EXERCISE DESCRIPTION:
Only the lines holding the string "https" are needed. Copy each one.

Extracted data entries:

• • •

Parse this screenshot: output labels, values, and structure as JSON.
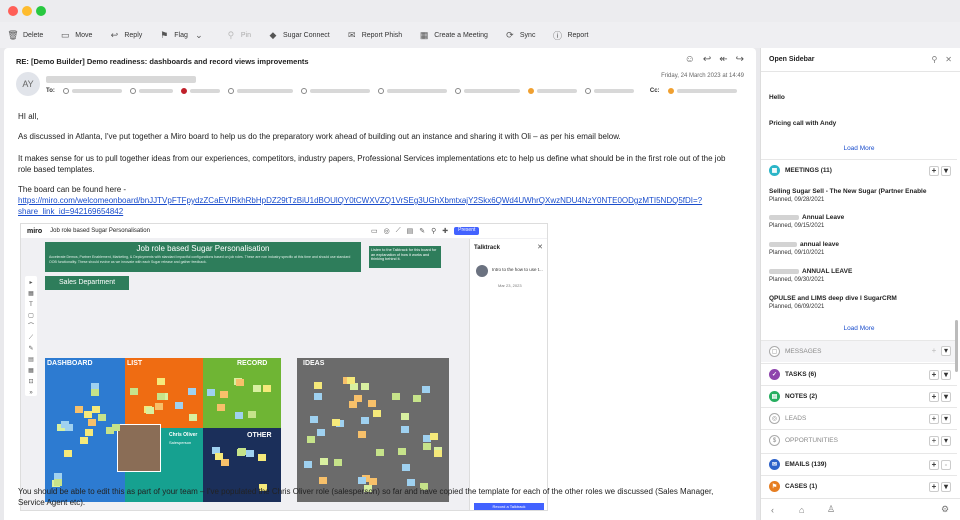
{
  "toolbar": {
    "items": [
      {
        "label": "Delete",
        "icon": "trash-icon"
      },
      {
        "label": "Move",
        "icon": "folder-icon"
      },
      {
        "label": "Reply",
        "icon": "reply-icon"
      },
      {
        "label": "Flag",
        "icon": "flag-icon"
      },
      {
        "label": "Pin",
        "icon": "pin-icon"
      },
      {
        "label": "Sugar Connect",
        "icon": "sugar-icon"
      },
      {
        "label": "Report Phish",
        "icon": "phish-icon"
      },
      {
        "label": "Create a Meeting",
        "icon": "meeting-icon"
      },
      {
        "label": "Sync",
        "icon": "sync-icon"
      },
      {
        "label": "Report",
        "icon": "report-icon"
      }
    ]
  },
  "email": {
    "subject": "RE: [Demo Builder] Demo readiness: dashboards and record views improvements",
    "avatar_initials": "AY",
    "date": "Friday, 24 March 2023 at 14:49",
    "to_label": "To:",
    "cc_label": "Cc:",
    "greeting": "HI all,",
    "para1": "As discussed in Atlanta, I've put together a Miro board to help us do the preparatory work ahead of building out an instance and sharing it with Oli – as per his email below.",
    "para2": "It makes sense for us to pull together ideas from our experiences, competitors, industry papers, Professional Services implementations etc to help us define what should be in the first role out of the job role based templates.",
    "para3": "The board can be found here -",
    "link_line1": "https://miro.com/welcomeonboard/bnJJTVpFTFpydzZCaEVIRkhRbHpDZ29tTzBiU1dBOUlQY0tCWXVZQ1VrSEg3UGhXbmtxajY2Skx6QWd4UWhrQXwzNDU4NzY0NTE0ODgzMTI5NDQ5fDI=?",
    "link_line2": "share_link_id=942169654842",
    "para4": "You should be able to edit this as part of your team – I've populated the Chris Oliver role (salesperson) so far and have copied the template for each of the other roles we discussed (Sales Manager, Service Agent etc)."
  },
  "miro": {
    "logo": "miro",
    "board_name": "Job role based Sugar Personalisation",
    "banner_title": "Job role based Sugar Personalisation",
    "banner_text": "Accelerate Demos, Partner Enablement, Marketing, & Deployments with standard impactful configurations based on job roles. These are non industry specific at this time and should use standard OOB functionality. These should evolve as we innovate with each Sugar release and gather feedback.",
    "callout": "Listen to the Talktrack for this board for an explanation of how it works and thinking behind it.",
    "sales_department": "Sales Department",
    "dashboard": "DASHBOARD",
    "list": "LIST",
    "record": "RECORD",
    "ideas": "IDEAS",
    "other": "OTHER",
    "person_name": "Chris Oliver",
    "person_role": "Salesperson",
    "talktrack": "Talktrack",
    "talk_intro": "Intro to the how to use t...",
    "talk_date": "Mar 23, 2023",
    "present_btn": "Present",
    "record_btn": "Record a Talktrack"
  },
  "sidebar": {
    "title": "Open Sidebar",
    "hello": "Hello",
    "pricing_call": "Pricing call with Andy",
    "load_more": "Load More",
    "meetings": {
      "label": "MEETINGS (11)",
      "items": [
        {
          "title": "Selling Sugar Sell - The New Sugar (Partner Enable",
          "date": "Planned, 09/28/2021"
        },
        {
          "title": "Annual Leave",
          "date": "Planned, 09/15/2021"
        },
        {
          "title": "annual leave",
          "date": "Planned, 09/10/2021"
        },
        {
          "title": "ANNUAL LEAVE",
          "date": "Planned, 09/30/2021"
        },
        {
          "title": "QPULSE and LIMS deep dive I SugarCRM",
          "date": "Planned, 06/09/2021"
        }
      ]
    },
    "sections": [
      {
        "label": "MESSAGES"
      },
      {
        "label": "TASKS (6)"
      },
      {
        "label": "NOTES (2)"
      },
      {
        "label": "LEADS"
      },
      {
        "label": "OPPORTUNITIES"
      },
      {
        "label": "EMAILS (139)"
      },
      {
        "label": "CASES (1)"
      }
    ]
  }
}
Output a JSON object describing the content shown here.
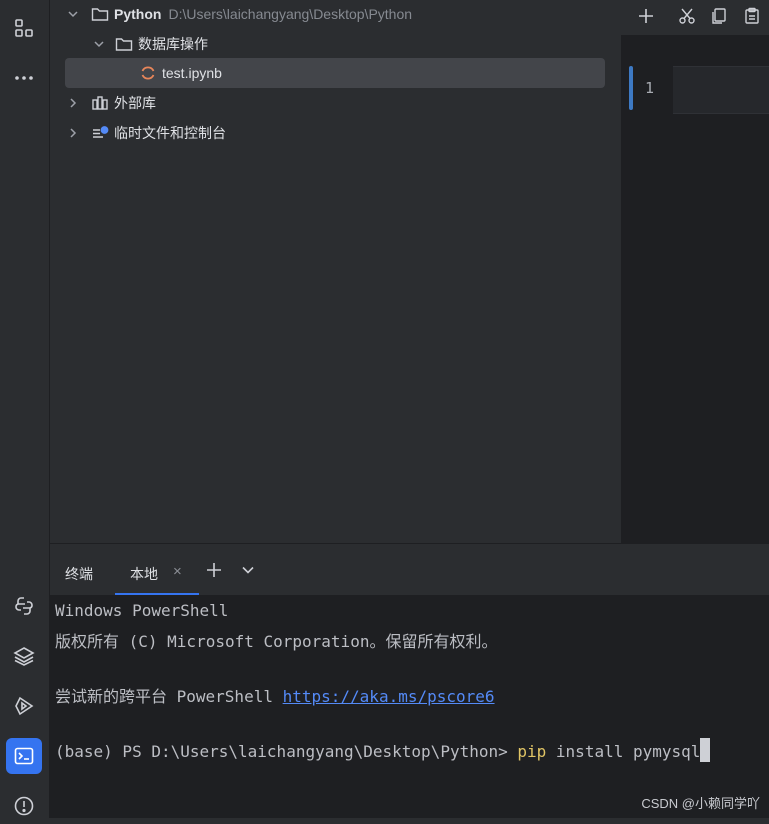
{
  "colors": {
    "accent": "#3574f0",
    "bg_panel": "#2b2d30",
    "bg_editor": "#1e1f22",
    "link": "#548af7",
    "command": "#e0c465",
    "notebook_icon": "#e8865a"
  },
  "activity_bar": {
    "items": [
      {
        "icon": "structure-icon"
      },
      {
        "icon": "more-icon"
      },
      {
        "icon": "python-console-icon"
      },
      {
        "icon": "layers-icon"
      },
      {
        "icon": "run-icon"
      },
      {
        "icon": "terminal-icon",
        "active": true
      },
      {
        "icon": "problems-icon"
      }
    ]
  },
  "project_tree": {
    "root": {
      "label": "Python",
      "path": "D:\\Users\\laichangyang\\Desktop\\Python"
    },
    "folder": {
      "label": "数据库操作"
    },
    "file": {
      "label": "test.ipynb"
    },
    "external_libs": {
      "label": "外部库"
    },
    "scratches": {
      "label": "临时文件和控制台"
    }
  },
  "editor": {
    "line_number": "1",
    "toolbar": [
      "add-icon",
      "cut-icon",
      "copy-icon",
      "paste-icon"
    ]
  },
  "terminal": {
    "title": "终端",
    "tab_label": "本地",
    "tab_close": "×",
    "lines": {
      "l1": "Windows PowerShell",
      "l2": "版权所有 (C) Microsoft Corporation。保留所有权利。",
      "l3_prefix": "尝试新的跨平台 PowerShell ",
      "l3_link": "https://aka.ms/pscore6",
      "l4_prompt": "(base) PS D:\\Users\\laichangyang\\Desktop\\Python> ",
      "l4_cmd": "pip",
      "l4_args": " install pymysql"
    }
  },
  "watermark": "CSDN @小赖同学吖"
}
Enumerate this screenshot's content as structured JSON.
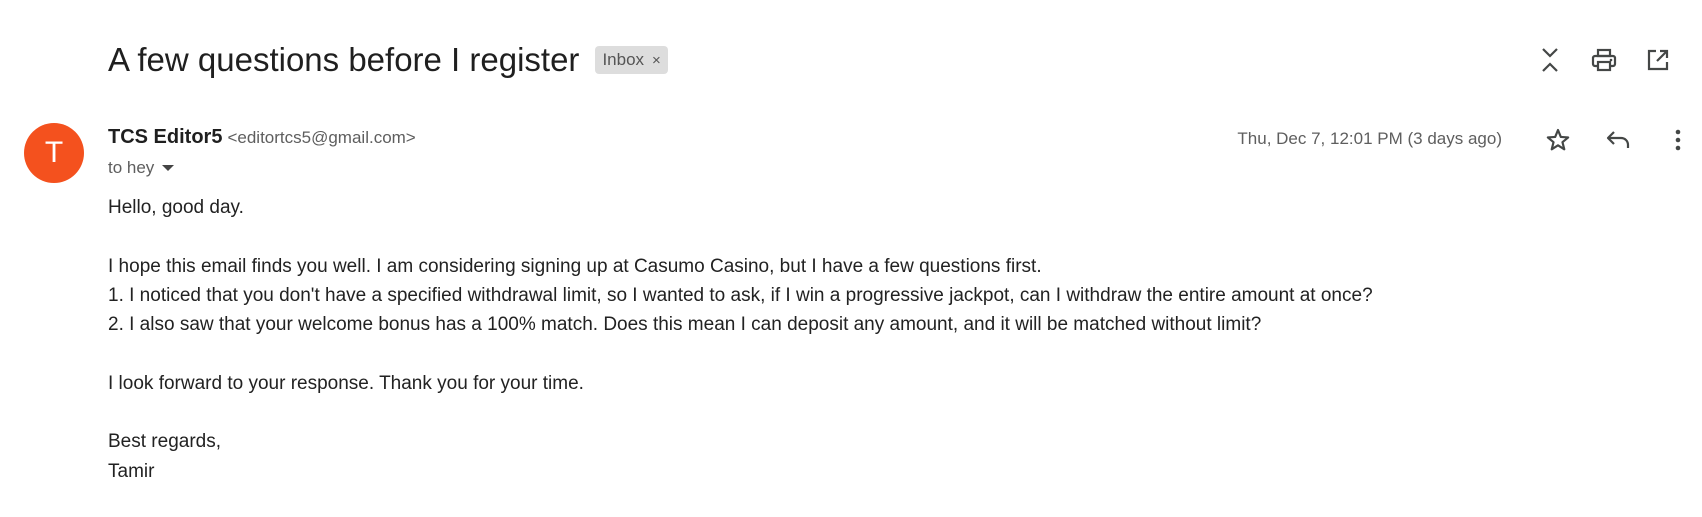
{
  "email": {
    "subject": "A few questions before I register",
    "label": "Inbox",
    "label_remove": "×",
    "sender": {
      "initial": "T",
      "avatar_color": "#f4511e",
      "name": "TCS Editor5",
      "email": "<editortcs5@gmail.com>"
    },
    "to": "to hey",
    "date": "Thu, Dec 7, 12:01 PM (3 days ago)",
    "body": {
      "greeting": "Hello, good day.",
      "line1": "I hope this email finds you well. I am considering signing up at Casumo Casino, but I have a few questions first.",
      "line2": "1. I noticed that you don't have a specified withdrawal limit, so I wanted to ask, if I win a progressive jackpot, can I withdraw the entire amount at once?",
      "line3": "2. I also saw that your welcome bonus has a 100% match. Does this mean I can deposit any amount, and it will be matched without limit?",
      "closing": "I look forward to your response. Thank you for your time.",
      "signoff": "Best regards,",
      "signature": "Tamir"
    }
  },
  "icons": {
    "collapse": "collapse-all-icon",
    "print": "print-icon",
    "new_window": "open-in-new-window-icon",
    "star": "star-icon",
    "reply": "reply-icon",
    "more": "more-vert-icon",
    "dropdown": "chevron-down-icon"
  },
  "colors": {
    "text": "#1f1f1f",
    "secondary_text": "#5e5e5e",
    "chip_bg": "#dddddd",
    "icon": "#444746"
  }
}
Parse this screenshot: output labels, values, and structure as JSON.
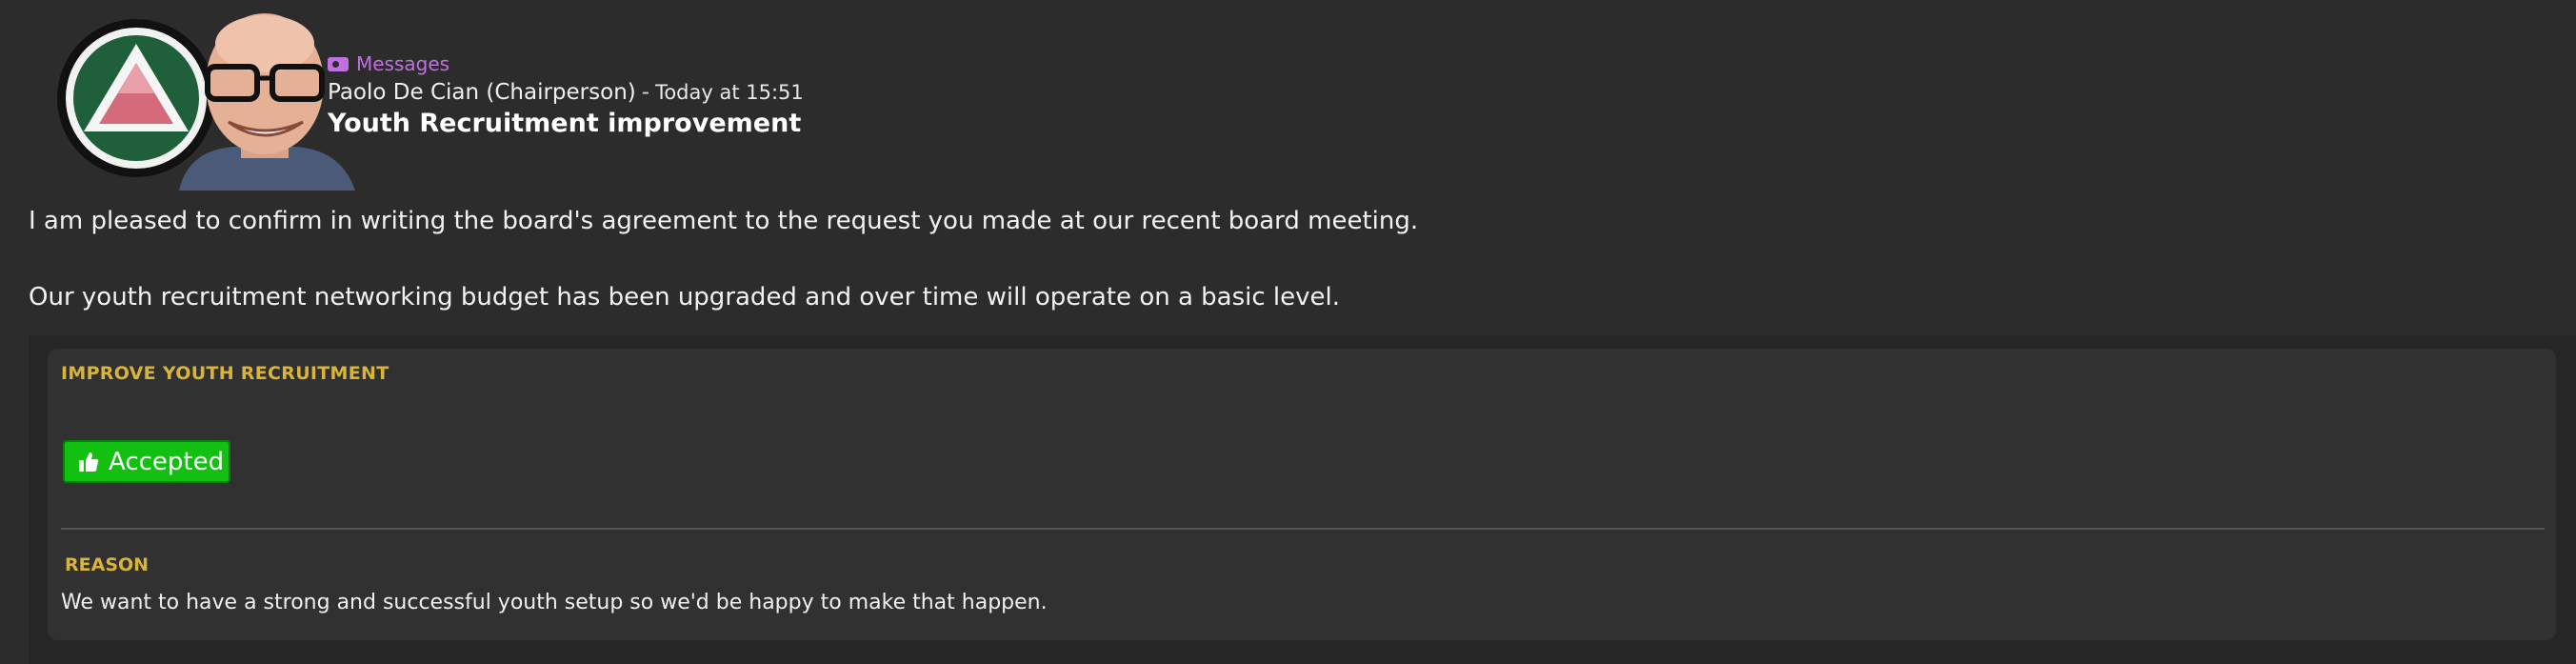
{
  "message": {
    "category": "Messages",
    "sender": "Paolo De Cian (Chairperson)",
    "separator": "-",
    "timestamp": "Today at 15:51",
    "subject": "Youth Recruitment improvement",
    "body": [
      "I am pleased to confirm in writing the board's agreement to the request you made at our recent board meeting.",
      "Our youth recruitment networking budget has been upgraded and over time will operate on a basic level."
    ]
  },
  "request_panel": {
    "title": "IMPROVE YOUTH RECRUITMENT",
    "status_label": "Accepted",
    "status_icon": "thumbs-up-icon",
    "reason_label": "REASON",
    "reason_text": "We want to have a strong and successful youth setup so we'd be happy to make that happen."
  },
  "colors": {
    "background": "#2c2c2c",
    "category_accent": "#c070e0",
    "section_heading": "#d9b43a",
    "accepted": "#11c011"
  }
}
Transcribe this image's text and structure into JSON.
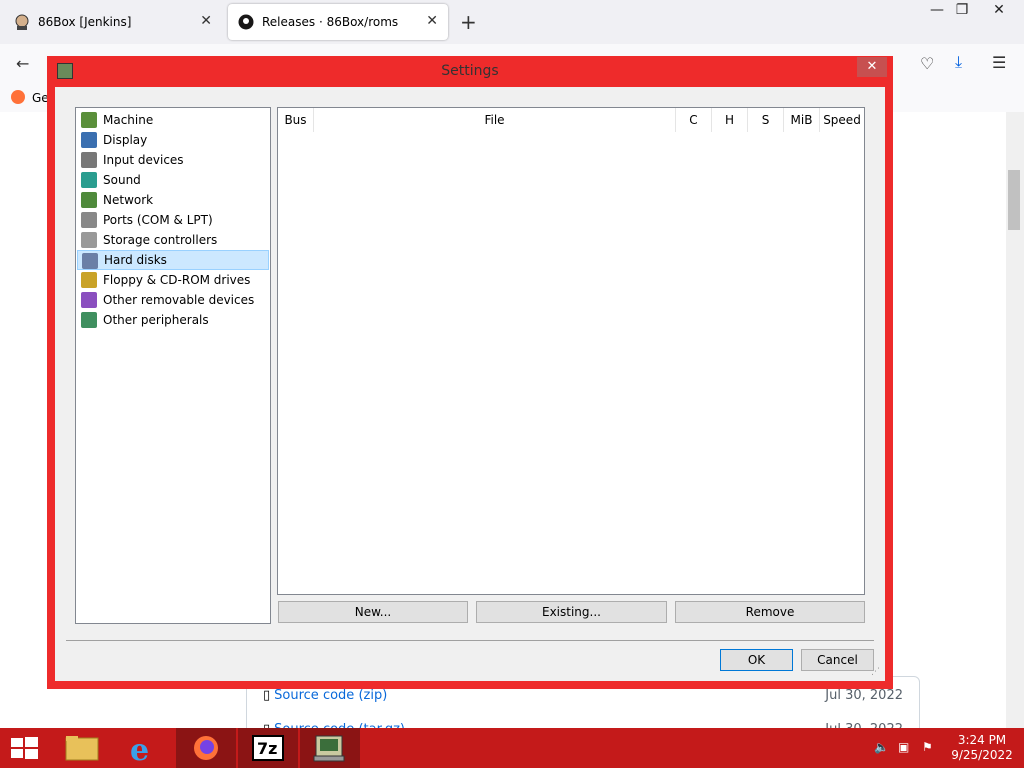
{
  "browser": {
    "tabs": [
      {
        "title": "86Box [Jenkins]",
        "icon": "jenkins-icon"
      },
      {
        "title": "Releases · 86Box/roms",
        "icon": "github-icon"
      }
    ],
    "bookmark_label": "Ge"
  },
  "page": {
    "assets": [
      {
        "label": "Source code",
        "suffix": "(zip)",
        "date": "Jul 30, 2022"
      },
      {
        "label": "Source code",
        "suffix": "(tar.gz)",
        "date": "Jul 30, 2022"
      }
    ]
  },
  "dialog": {
    "title": "Settings",
    "categories": [
      {
        "label": "Machine",
        "icon": "machine-icon",
        "color": "#5a8f3a"
      },
      {
        "label": "Display",
        "icon": "display-icon",
        "color": "#3a6fb0"
      },
      {
        "label": "Input devices",
        "icon": "input-devices-icon",
        "color": "#777777"
      },
      {
        "label": "Sound",
        "icon": "sound-icon",
        "color": "#2a9d8f"
      },
      {
        "label": "Network",
        "icon": "network-icon",
        "color": "#4f8a3b"
      },
      {
        "label": "Ports (COM & LPT)",
        "icon": "ports-icon",
        "color": "#888888"
      },
      {
        "label": "Storage controllers",
        "icon": "storage-controllers-icon",
        "color": "#999999"
      },
      {
        "label": "Hard disks",
        "icon": "hard-disk-icon",
        "color": "#6b7fa6"
      },
      {
        "label": "Floppy & CD-ROM drives",
        "icon": "floppy-cdrom-icon",
        "color": "#c9a227"
      },
      {
        "label": "Other removable devices",
        "icon": "removable-devices-icon",
        "color": "#8a4fbf"
      },
      {
        "label": "Other peripherals",
        "icon": "peripherals-icon",
        "color": "#3f8f5f"
      }
    ],
    "selected_category": "Hard disks",
    "columns": [
      "Bus",
      "File",
      "C",
      "H",
      "S",
      "MiB",
      "Speed"
    ],
    "buttons": {
      "new": "New...",
      "existing": "Existing...",
      "remove": "Remove",
      "ok": "OK",
      "cancel": "Cancel"
    }
  },
  "taskbar": {
    "apps": [
      {
        "name": "file-explorer-icon"
      },
      {
        "name": "internet-explorer-icon"
      },
      {
        "name": "firefox-icon"
      },
      {
        "name": "7zip-icon",
        "label": "7z"
      },
      {
        "name": "86box-icon"
      }
    ],
    "time": "3:24 PM",
    "date": "9/25/2022"
  }
}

• • •

EXPECTED ANSWER:
    "link_line1": "https://miro.com/welcomeonboard/bnJJTVpFTFpydzZCaEVIRkhRbHpDZ29tTzBiU1dBOUlQY0tCWXVZQ1VrSEg3UGhXbmtxajY2Skx6QWd4UWhrQXwzNDU4NzY0NTE0ODgzMTI5NDQ5fDI=?",
      "l3_link": "https://aka.ms/pscore6",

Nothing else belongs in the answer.